What to do
Going line by line through the data below, how many lines contain the word "page"? Give only the number.

Given information
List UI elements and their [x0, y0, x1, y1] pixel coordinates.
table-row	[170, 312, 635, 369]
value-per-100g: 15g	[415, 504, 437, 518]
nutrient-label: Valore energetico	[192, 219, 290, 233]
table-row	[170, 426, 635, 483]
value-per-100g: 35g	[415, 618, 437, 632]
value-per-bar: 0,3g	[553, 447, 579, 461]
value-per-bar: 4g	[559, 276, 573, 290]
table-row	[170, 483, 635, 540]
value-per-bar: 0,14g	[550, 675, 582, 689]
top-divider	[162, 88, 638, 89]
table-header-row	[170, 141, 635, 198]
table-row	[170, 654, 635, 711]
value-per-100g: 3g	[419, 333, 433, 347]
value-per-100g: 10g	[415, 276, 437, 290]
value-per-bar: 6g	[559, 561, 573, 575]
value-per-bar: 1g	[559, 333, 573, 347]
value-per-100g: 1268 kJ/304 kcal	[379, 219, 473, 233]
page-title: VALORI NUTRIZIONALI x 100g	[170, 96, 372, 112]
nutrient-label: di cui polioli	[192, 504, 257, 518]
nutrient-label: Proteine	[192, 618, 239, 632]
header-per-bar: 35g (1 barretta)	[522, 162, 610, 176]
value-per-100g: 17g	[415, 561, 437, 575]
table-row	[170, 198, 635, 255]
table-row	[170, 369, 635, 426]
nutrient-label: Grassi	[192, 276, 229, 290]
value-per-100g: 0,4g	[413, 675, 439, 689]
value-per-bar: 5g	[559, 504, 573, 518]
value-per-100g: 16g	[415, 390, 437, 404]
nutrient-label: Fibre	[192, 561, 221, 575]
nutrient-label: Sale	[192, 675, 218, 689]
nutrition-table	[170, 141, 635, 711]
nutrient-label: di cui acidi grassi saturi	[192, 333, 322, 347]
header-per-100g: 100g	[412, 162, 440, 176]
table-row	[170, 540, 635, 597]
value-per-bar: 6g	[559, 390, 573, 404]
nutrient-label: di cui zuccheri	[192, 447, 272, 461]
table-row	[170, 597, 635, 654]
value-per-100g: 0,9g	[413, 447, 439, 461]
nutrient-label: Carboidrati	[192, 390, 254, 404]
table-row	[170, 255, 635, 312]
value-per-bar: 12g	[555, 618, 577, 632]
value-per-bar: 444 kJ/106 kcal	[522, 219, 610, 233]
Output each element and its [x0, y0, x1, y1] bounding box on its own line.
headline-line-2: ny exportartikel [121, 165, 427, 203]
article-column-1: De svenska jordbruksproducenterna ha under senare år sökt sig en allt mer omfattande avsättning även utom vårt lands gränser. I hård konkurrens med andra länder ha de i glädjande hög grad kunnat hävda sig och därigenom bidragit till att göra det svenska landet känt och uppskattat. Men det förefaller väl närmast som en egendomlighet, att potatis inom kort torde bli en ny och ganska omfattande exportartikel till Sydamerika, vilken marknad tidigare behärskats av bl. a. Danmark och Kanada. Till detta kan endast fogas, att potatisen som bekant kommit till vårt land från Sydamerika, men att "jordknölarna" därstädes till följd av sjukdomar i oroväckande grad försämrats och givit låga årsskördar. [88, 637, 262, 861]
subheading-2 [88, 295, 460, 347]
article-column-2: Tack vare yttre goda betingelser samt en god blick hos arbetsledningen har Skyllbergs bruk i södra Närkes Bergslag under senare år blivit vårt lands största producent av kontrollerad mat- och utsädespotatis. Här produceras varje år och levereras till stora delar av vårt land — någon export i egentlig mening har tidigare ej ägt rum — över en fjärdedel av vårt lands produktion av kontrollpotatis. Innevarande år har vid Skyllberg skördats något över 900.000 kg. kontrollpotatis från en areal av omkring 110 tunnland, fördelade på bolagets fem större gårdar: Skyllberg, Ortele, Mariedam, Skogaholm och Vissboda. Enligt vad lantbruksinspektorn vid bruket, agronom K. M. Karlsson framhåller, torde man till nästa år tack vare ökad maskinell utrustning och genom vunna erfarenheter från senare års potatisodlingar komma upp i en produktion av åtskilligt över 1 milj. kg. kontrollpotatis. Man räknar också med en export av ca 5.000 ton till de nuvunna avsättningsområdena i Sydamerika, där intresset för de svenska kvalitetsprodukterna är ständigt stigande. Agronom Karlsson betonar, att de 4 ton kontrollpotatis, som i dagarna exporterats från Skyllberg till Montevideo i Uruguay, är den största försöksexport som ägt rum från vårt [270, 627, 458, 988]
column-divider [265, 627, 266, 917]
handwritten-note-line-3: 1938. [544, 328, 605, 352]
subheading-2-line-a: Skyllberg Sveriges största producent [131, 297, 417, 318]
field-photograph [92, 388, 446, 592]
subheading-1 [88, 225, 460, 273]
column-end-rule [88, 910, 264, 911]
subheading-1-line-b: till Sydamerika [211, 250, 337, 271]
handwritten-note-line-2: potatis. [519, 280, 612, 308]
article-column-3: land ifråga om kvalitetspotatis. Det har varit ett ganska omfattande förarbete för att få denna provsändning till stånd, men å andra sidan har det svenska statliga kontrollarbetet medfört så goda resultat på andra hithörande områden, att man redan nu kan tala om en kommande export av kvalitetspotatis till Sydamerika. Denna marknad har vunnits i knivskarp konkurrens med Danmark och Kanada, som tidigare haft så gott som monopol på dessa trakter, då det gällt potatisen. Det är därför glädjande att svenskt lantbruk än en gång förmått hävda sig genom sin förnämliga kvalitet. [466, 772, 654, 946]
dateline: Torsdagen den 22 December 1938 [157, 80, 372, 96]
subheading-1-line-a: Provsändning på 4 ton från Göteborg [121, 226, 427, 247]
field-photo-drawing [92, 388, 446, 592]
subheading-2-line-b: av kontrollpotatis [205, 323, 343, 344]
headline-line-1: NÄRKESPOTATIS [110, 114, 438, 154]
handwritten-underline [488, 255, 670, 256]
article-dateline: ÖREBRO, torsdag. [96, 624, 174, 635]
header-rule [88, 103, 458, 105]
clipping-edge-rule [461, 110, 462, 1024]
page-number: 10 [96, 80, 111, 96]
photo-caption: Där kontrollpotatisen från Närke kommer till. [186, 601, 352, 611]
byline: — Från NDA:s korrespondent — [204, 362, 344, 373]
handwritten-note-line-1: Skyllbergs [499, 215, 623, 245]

Output of the exercise
2